----- Task data -----

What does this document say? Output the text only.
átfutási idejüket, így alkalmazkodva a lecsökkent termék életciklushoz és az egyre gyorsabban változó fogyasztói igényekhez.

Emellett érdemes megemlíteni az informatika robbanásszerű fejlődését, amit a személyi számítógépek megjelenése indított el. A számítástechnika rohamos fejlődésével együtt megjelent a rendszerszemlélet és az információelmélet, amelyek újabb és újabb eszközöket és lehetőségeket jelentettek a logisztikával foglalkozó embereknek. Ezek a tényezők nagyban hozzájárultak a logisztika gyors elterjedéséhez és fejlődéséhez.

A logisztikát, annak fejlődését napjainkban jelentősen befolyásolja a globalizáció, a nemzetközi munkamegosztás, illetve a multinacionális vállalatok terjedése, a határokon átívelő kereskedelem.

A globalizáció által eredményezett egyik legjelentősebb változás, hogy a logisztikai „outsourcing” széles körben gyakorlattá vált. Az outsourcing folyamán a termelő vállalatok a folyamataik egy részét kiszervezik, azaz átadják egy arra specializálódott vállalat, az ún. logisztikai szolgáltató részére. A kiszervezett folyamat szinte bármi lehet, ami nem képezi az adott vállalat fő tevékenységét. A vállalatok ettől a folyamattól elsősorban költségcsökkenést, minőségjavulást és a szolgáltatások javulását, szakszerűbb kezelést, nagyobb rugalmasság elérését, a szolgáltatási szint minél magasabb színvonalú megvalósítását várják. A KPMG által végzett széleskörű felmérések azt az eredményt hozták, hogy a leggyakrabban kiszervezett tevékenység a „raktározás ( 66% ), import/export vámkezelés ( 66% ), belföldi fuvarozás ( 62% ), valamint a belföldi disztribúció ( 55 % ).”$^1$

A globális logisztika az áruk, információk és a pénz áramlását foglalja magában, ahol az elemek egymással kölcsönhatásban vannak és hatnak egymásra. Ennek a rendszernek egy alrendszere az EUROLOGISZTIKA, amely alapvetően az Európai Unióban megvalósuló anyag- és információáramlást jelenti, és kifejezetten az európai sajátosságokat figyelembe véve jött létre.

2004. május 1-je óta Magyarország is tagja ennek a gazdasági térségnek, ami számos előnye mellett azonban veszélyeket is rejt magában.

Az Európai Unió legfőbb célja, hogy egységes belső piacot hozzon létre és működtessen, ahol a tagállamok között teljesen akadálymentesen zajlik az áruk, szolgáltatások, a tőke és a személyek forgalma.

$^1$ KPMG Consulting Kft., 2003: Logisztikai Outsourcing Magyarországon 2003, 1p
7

-----

# [What to do]
In the data above, tally the lines holding "létre" and answer with the figure only.

# [The solution]
2